── The input

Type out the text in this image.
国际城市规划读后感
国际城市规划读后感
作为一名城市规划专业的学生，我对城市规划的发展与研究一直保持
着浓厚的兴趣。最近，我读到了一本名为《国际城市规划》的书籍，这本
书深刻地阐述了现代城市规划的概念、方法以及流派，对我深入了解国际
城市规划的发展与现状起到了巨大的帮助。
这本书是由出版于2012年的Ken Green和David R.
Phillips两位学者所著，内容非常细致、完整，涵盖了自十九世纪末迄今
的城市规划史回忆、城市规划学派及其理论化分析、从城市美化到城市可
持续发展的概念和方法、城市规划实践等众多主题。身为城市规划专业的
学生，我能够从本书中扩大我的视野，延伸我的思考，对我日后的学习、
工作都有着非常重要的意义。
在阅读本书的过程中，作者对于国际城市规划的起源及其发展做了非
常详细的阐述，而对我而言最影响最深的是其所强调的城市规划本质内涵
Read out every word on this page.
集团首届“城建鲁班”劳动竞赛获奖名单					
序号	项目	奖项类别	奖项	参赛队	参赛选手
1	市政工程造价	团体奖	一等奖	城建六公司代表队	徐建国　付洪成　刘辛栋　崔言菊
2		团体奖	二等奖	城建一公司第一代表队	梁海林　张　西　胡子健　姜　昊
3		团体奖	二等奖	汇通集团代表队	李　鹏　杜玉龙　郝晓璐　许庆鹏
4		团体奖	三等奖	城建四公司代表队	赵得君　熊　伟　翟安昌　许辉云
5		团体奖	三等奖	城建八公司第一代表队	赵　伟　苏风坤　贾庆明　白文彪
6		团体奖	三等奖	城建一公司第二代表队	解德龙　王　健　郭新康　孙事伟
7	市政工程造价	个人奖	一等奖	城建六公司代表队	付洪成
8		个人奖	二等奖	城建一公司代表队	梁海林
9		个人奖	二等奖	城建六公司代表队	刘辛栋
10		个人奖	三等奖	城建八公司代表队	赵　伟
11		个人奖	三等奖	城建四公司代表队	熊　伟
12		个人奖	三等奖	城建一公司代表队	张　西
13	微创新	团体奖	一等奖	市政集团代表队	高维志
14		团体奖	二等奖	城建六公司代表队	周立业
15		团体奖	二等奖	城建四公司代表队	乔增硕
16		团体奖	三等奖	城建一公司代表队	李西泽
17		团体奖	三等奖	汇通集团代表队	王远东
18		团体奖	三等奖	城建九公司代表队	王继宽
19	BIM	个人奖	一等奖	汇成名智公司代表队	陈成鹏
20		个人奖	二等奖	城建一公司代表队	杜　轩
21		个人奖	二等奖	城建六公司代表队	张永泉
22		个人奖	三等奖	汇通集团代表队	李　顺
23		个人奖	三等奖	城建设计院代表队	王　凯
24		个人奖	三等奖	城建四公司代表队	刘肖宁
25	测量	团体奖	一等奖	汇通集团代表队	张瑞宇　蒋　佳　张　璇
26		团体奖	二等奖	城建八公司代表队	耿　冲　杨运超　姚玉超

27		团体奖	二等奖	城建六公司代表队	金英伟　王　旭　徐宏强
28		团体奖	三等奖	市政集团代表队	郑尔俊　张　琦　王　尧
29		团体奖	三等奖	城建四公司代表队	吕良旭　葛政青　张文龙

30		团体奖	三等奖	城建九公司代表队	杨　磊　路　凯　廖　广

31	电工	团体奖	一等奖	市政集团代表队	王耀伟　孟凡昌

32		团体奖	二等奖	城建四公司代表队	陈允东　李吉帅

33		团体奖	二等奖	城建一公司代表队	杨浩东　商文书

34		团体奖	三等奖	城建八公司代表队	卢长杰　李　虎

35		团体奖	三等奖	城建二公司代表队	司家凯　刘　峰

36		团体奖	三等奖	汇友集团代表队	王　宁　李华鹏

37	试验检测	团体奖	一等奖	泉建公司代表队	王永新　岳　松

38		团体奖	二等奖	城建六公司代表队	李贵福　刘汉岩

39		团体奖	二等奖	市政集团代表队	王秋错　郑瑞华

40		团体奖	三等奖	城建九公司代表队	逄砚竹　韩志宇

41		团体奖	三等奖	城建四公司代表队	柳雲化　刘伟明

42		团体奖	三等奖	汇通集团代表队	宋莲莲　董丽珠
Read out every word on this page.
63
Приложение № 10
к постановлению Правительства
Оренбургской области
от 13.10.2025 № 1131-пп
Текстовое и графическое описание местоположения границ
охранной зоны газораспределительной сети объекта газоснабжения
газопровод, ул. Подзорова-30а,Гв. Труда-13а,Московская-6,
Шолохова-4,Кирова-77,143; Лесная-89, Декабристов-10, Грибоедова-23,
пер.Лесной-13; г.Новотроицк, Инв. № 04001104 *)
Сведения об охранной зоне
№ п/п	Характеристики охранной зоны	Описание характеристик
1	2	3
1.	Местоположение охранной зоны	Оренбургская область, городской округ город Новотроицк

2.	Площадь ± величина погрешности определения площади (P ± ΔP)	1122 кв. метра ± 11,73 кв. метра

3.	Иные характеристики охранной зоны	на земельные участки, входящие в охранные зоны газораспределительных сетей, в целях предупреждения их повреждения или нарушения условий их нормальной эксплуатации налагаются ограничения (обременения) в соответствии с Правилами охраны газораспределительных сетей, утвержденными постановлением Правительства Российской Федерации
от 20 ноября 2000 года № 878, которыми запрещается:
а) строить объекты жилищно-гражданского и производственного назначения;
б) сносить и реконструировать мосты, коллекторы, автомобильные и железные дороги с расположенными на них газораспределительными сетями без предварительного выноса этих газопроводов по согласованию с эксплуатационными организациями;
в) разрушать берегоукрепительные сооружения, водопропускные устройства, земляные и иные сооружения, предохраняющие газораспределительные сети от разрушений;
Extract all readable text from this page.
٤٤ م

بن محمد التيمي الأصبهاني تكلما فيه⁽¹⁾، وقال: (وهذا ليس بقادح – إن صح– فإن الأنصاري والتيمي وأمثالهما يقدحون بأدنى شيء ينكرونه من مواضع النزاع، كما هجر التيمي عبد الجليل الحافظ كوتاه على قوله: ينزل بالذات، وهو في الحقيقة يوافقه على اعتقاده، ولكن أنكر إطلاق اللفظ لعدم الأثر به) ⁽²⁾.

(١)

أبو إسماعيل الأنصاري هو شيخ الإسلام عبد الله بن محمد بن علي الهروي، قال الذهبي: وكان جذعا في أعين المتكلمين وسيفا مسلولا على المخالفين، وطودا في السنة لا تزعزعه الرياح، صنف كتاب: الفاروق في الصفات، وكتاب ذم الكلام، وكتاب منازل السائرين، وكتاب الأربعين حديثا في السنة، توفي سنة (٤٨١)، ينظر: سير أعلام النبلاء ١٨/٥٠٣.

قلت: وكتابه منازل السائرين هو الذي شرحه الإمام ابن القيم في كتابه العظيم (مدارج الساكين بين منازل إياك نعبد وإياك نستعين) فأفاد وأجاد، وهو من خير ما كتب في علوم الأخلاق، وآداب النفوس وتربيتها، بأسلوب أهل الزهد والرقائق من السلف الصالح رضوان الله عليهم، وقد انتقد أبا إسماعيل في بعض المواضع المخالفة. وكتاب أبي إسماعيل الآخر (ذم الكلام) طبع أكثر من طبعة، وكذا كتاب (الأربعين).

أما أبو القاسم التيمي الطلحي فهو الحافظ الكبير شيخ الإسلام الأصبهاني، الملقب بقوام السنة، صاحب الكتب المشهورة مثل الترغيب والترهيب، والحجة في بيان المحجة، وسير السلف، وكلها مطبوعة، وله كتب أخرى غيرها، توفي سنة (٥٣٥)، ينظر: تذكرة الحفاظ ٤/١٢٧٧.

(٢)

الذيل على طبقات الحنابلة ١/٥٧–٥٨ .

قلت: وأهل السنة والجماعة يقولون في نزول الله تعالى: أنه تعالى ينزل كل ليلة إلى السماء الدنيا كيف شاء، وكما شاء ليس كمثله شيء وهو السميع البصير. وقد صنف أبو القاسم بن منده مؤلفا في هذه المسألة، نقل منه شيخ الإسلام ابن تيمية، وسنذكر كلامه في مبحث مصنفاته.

────

Given problem. Locate the word "城建六公司代表队" in the records and collect each line it appears in.

Problem solution.
1	市政工程造价	团体奖	一等奖	城建六公司代表队	徐建国　付洪成　刘辛栋　崔言菊
7	市政工程造价	个人奖	一等奖	城建六公司代表队	付洪成
9		个人奖	二等奖	城建六公司代表队	刘辛栋
14		团体奖	二等奖	城建六公司代表队	周立业
21		个人奖	二等奖	城建六公司代表队	张永泉
27		团体奖	二等奖	城建六公司代表队	金英伟　王　旭　徐宏强
38		团体奖	二等奖	城建六公司代表队	李贵福　刘汉岩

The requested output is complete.